## SOURCE EXCERPT

— begin —

Published:14 May 2019
Reading time: 7 minutes
Close-up of keyboard keys with "Problem" on a red key and "Solution" on a green key, symbolizing the transition from issues to resolutions—ideal for illustrating how Managers Liability legal expenses are addressed.

Article constantly updated

In the event of an error, company directors run the risk of paying out of their own pocket for damages suffered by the company they work for.

GDPR sanctions, cyber-attacks, environmental pollution, accidents in the workplace: here is a list of the most important insurance solutions to protect the personal assets of managers.

European legislation regarding the liability of administrators applies to all of the following roles:

  1. sole administrator,
  2. plant managers/country managers of branches, including foreign branches,
  3. auditors,
  4. general managers.

There are two types of risk they face, financial and legal, as follows:

  1. financial: we are forced to reimburse the damage suffered, let’s say, by one of our suppliers, or by an employee who sues us
  2. legal: we have to pay the court costs out of our own pocket to defend ourselves

Third parties who can take legal action against the manager are both inside and outside the company.

On the one hand, the company owners, employees, shareholders and partners.

— end —

(Some records)
— begin —

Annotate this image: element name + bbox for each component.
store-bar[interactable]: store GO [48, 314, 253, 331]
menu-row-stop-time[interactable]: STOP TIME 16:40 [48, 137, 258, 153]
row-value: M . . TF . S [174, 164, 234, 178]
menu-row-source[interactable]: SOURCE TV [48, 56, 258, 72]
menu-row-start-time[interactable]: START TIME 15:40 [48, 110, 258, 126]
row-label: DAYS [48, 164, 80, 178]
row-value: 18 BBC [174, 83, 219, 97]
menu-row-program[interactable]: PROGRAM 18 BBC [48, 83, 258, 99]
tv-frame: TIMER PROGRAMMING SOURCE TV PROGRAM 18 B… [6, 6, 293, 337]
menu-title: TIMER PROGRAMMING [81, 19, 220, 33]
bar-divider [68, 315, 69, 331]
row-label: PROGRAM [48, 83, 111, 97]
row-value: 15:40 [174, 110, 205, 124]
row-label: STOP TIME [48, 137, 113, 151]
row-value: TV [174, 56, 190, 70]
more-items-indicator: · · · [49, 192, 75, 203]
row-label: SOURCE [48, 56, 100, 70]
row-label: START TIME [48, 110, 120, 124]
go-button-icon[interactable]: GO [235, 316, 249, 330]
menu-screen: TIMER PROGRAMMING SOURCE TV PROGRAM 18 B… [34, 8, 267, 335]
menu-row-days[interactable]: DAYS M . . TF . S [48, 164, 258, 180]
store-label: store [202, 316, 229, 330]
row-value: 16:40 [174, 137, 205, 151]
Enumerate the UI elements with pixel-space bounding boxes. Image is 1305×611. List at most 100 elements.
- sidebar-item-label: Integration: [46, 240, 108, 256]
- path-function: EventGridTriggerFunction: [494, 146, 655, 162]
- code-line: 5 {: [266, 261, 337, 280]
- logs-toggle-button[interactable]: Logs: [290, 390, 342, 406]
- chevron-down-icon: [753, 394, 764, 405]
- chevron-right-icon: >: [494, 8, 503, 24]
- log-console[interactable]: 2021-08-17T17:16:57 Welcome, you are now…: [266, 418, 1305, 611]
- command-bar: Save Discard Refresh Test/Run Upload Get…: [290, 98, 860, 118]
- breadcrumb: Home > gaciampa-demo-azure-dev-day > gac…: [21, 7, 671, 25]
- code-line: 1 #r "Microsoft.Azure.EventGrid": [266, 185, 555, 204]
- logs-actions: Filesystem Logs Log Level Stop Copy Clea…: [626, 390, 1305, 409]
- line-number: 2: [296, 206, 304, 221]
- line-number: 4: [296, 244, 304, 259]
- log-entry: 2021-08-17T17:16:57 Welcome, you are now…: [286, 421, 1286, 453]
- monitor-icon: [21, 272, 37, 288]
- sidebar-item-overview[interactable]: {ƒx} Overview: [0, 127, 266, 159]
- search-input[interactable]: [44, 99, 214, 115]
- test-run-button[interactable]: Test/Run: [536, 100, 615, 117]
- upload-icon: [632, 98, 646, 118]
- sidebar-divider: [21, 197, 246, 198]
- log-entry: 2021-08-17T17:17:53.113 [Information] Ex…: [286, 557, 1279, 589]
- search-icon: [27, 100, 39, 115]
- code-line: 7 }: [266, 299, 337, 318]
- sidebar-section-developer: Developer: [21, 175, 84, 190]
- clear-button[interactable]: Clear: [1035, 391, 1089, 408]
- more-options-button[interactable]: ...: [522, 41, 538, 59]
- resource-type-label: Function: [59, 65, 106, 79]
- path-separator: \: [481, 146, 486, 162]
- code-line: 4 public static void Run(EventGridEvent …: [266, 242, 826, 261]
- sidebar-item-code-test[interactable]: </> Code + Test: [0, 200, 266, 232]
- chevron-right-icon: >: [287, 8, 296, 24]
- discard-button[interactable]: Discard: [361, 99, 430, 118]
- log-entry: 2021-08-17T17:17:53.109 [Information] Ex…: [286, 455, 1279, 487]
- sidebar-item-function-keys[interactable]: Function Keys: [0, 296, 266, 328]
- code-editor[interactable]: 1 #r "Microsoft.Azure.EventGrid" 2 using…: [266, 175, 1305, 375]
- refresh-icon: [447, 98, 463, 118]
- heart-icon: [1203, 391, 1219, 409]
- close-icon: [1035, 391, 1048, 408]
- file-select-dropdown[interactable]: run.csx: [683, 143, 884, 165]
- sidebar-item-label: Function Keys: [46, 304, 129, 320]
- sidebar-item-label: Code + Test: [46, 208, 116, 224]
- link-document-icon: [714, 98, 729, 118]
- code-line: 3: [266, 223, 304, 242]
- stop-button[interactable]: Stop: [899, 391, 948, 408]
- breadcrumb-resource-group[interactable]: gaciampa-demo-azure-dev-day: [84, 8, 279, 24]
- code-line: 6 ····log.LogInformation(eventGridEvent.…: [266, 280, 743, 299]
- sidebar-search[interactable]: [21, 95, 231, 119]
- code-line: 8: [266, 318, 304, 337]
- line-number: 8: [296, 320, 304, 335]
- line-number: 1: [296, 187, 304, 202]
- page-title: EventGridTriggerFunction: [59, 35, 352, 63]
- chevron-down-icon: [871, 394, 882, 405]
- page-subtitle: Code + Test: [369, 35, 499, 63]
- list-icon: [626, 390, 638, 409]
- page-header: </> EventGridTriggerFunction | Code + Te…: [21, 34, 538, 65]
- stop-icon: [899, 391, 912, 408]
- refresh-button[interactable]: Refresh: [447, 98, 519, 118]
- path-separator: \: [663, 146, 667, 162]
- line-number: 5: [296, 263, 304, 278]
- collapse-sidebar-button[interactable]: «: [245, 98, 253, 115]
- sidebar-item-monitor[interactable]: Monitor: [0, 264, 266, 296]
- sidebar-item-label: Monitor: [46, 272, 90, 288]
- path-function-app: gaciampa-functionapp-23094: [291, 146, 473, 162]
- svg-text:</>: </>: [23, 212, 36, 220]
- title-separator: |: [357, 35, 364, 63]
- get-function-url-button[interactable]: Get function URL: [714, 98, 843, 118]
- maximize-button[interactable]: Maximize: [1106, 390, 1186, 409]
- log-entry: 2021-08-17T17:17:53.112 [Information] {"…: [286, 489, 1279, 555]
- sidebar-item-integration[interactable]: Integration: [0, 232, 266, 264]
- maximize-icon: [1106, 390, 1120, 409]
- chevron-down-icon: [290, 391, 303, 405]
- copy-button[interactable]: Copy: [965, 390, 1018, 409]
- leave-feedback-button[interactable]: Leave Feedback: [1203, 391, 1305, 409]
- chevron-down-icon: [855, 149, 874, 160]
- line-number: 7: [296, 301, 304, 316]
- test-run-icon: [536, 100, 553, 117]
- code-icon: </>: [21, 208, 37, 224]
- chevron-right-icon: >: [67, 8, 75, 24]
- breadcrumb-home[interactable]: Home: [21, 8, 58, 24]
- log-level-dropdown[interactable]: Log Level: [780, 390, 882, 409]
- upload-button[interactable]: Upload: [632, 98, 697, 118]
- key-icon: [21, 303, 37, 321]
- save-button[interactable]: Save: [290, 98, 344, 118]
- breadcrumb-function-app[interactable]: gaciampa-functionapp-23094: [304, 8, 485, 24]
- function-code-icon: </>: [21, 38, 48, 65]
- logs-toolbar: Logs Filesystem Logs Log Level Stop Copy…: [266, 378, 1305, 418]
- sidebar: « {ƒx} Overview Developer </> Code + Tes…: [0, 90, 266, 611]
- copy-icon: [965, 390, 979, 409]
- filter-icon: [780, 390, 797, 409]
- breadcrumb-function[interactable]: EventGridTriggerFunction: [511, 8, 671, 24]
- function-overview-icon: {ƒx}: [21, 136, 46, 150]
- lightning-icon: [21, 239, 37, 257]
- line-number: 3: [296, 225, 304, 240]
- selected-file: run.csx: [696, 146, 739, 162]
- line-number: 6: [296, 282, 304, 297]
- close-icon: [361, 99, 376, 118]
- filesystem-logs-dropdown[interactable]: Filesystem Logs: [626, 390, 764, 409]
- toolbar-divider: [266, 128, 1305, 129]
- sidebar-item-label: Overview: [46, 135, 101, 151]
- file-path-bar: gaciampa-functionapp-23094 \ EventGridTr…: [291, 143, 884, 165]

— end —

## PROBLEM SET
1: Copy the passage of the managers' liability article that opens with the words containing "Article constantly updated" and closes with "they work for.".
2: Summarize the managers' liability article in two sentences.

## SOLUTION LIST
1:
Article constantly updated

In the event of an error, company directors run the risk of paying out of their own pocket for damages suffered by the company they work for.

2: Company directors who make an error risk paying personally for damages suffered by their company, and European legislation on administrator liability covers sole administrators, plant or country managers of branches, auditors, and general managers. They face a financial risk of having to reimburse damage and a legal risk of paying court costs to defend themselves, with legal action possible from third parties both inside and outside the company.